>> start

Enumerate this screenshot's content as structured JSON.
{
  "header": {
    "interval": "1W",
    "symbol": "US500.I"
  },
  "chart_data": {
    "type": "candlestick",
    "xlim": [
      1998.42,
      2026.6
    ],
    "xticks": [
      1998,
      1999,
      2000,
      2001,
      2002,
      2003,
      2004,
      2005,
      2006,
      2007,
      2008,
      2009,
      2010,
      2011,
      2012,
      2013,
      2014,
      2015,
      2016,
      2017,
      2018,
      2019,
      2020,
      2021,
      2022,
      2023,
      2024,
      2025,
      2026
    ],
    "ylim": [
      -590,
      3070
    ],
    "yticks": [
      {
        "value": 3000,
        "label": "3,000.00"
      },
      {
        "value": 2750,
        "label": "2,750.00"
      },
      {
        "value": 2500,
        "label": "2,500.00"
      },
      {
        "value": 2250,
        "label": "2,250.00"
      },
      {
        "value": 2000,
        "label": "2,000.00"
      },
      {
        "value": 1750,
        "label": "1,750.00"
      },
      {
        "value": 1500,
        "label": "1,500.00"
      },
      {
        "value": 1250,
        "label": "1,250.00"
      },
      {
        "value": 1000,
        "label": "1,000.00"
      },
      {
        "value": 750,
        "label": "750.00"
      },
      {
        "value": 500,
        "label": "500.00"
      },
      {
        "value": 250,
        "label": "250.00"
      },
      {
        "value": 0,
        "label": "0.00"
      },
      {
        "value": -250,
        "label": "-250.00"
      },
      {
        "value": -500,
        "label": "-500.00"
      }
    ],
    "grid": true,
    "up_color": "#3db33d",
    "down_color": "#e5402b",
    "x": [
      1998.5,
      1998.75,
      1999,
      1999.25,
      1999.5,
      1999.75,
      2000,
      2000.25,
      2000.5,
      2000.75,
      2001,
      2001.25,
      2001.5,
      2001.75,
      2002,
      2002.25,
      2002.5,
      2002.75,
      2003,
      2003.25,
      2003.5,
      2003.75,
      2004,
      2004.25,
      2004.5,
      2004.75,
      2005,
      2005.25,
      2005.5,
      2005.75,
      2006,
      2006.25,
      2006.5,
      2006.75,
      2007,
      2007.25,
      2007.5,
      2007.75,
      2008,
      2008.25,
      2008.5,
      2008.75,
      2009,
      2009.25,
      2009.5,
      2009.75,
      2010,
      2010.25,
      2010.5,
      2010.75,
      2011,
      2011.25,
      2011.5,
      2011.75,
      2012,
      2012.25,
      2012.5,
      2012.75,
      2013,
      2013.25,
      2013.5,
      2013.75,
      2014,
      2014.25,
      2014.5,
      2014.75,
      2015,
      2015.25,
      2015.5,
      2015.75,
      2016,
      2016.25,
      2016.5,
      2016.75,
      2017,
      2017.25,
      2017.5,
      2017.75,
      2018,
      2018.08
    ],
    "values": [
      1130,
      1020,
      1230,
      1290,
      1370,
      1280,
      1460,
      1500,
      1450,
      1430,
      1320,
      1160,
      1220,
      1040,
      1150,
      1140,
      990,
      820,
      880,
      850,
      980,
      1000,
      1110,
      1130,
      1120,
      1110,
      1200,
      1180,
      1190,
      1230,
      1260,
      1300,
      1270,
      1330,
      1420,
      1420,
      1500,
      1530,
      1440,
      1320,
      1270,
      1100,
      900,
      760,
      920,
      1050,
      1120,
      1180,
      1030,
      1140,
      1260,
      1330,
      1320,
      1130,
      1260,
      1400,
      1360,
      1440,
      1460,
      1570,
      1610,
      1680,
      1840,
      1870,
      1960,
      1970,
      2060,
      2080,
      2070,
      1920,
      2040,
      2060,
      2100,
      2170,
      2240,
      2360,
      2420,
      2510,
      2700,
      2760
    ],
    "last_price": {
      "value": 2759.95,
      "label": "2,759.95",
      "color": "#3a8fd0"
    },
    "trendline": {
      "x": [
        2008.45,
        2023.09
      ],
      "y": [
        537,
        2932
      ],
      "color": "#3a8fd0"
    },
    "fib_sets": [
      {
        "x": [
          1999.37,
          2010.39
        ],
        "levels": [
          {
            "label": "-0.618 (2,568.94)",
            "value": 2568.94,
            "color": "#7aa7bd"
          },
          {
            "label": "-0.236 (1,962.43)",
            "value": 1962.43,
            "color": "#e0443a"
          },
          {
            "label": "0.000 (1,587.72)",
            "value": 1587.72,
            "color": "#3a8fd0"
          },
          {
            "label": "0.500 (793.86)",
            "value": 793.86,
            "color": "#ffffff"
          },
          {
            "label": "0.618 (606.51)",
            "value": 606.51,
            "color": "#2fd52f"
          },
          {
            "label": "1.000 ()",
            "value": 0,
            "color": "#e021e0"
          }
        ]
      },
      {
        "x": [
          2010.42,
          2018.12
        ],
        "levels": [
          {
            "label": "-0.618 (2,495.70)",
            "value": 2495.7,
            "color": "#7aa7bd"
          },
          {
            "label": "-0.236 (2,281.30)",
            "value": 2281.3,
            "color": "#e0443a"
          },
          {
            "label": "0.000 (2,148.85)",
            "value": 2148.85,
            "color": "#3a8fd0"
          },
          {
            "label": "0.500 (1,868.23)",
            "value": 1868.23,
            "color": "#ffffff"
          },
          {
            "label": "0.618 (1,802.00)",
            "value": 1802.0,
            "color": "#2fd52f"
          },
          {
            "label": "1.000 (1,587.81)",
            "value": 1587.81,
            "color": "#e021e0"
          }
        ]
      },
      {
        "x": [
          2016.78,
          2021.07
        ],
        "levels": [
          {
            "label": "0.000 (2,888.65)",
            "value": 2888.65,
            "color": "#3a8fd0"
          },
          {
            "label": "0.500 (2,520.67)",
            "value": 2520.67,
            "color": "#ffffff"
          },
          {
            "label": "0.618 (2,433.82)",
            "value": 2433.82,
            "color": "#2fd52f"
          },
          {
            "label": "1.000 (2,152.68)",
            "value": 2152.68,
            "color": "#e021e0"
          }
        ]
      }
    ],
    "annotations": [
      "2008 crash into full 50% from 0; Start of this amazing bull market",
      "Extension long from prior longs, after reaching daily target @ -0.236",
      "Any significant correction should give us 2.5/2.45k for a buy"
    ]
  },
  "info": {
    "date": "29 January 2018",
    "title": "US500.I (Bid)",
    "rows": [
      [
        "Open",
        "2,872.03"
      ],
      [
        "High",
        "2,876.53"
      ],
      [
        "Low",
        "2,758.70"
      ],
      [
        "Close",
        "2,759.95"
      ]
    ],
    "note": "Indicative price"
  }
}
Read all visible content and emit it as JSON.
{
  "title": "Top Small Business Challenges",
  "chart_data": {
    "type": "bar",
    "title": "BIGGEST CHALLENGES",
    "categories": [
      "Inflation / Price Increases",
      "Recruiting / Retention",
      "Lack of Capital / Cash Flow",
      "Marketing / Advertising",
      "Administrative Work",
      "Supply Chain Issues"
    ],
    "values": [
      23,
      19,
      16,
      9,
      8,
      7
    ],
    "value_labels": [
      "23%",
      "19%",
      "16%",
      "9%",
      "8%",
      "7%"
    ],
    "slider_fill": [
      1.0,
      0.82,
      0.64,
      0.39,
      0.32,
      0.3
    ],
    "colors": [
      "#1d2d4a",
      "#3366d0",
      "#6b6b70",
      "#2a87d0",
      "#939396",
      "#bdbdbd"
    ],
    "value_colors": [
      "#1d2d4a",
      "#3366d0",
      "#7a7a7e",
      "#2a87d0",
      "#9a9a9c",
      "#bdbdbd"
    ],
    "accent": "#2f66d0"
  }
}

>> end

__AIM OF THE EXERCISE__
In the records above, how many lines include the string "from"? Answer with only the number.

__WRITTEN SOLUTION__
2